• _Dataset content_
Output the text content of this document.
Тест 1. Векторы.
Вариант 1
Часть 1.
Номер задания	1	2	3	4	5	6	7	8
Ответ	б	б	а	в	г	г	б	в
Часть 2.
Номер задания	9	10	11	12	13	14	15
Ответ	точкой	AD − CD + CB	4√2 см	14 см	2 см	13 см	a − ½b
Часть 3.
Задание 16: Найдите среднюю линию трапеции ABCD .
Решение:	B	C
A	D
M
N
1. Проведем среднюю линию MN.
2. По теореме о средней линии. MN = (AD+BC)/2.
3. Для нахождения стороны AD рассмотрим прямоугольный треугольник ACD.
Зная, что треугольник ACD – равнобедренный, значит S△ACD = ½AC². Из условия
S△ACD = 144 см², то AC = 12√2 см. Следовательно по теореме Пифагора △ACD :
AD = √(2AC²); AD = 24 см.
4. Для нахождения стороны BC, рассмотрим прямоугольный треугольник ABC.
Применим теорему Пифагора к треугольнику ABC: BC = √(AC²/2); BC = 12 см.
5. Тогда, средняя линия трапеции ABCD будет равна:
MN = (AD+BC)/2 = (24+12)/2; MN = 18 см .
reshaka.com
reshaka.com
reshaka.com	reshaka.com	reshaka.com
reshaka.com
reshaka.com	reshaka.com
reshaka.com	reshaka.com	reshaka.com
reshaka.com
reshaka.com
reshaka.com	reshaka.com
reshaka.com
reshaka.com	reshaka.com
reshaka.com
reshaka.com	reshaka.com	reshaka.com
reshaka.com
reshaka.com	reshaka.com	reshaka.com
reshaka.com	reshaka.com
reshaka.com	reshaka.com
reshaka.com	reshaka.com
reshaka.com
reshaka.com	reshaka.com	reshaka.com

• _What is expected_
Copy every line of the listing that contains the word "задания".

• _Expected answer_
Номер задания	1	2	3	4	5	6	7	8
Номер задания	9	10	11	12	13	14	15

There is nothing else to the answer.